#### A block of data
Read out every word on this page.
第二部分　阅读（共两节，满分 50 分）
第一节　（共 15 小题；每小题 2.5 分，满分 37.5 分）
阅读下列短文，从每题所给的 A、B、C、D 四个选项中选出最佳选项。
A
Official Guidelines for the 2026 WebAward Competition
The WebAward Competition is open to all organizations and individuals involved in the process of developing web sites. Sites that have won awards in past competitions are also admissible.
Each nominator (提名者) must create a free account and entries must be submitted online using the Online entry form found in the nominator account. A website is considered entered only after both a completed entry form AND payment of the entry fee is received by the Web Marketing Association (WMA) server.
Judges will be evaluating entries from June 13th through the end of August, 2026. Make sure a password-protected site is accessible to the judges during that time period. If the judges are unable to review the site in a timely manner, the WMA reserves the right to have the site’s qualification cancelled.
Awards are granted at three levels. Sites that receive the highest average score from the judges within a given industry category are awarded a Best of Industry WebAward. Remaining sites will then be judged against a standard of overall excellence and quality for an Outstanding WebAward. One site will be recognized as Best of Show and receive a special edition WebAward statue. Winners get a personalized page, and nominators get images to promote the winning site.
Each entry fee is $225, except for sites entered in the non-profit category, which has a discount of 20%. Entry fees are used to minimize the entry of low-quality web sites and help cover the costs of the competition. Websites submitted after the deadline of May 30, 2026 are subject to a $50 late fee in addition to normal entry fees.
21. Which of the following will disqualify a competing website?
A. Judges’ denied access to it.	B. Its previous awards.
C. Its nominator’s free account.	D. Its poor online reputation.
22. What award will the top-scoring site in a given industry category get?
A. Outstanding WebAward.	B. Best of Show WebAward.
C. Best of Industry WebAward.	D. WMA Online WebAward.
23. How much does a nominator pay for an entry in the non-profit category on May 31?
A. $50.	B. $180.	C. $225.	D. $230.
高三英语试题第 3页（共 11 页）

#### Task brief
Write out the whole listing again. Match it word for word.

#### Expected output
Read out every word on this page.
第二部分　阅读（共两节，满分 50 分）
第一节　（共 15 小题；每小题 2.5 分，满分 37.5 分）
阅读下列短文，从每题所给的 A、B、C、D 四个选项中选出最佳选项。
A
Official Guidelines for the 2026 WebAward Competition
The WebAward Competition is open to all organizations and individuals involved in the process of developing web sites. Sites that have won awards in past competitions are also admissible.
Each nominator (提名者) must create a free account and entries must be submitted online using the Online entry form found in the nominator account. A website is considered entered only after both a completed entry form AND payment of the entry fee is received by the Web Marketing Association (WMA) server.
Judges will be evaluating entries from June 13th through the end of August, 2026. Make sure a password-protected site is accessible to the judges during that time period. If the judges are unable to review the site in a timely manner, the WMA reserves the right to have the site’s qualification cancelled.
Awards are granted at three levels. Sites that receive the highest average score from the judges within a given industry category are awarded a Best of Industry WebAward. Remaining sites will then be judged against a standard of overall excellence and quality for an Outstanding WebAward. One site will be recognized as Best of Show and receive a special edition WebAward statue. Winners get a personalized page, and nominators get images to promote the winning site.
Each entry fee is $225, except for sites entered in the non-profit category, which has a discount of 20%. Entry fees are used to minimize the entry of low-quality web sites and help cover the costs of the competition. Websites submitted after the deadline of May 30, 2026 are subject to a $50 late fee in addition to normal entry fees.
21. Which of the following will disqualify a competing website?
A. Judges’ denied access to it.	B. Its previous awards.
C. Its nominator’s free account.	D. Its poor online reputation.
22. What award will the top-scoring site in a given industry category get?
A. Outstanding WebAward.	B. Best of Show WebAward.
C. Best of Industry WebAward.	D. WMA Online WebAward.
23. How much does a nominator pay for an entry in the non-profit category on May 31?
A. $50.	B. $180.	C. $225.	D. $230.
高三英语试题第 3页（共 11 页）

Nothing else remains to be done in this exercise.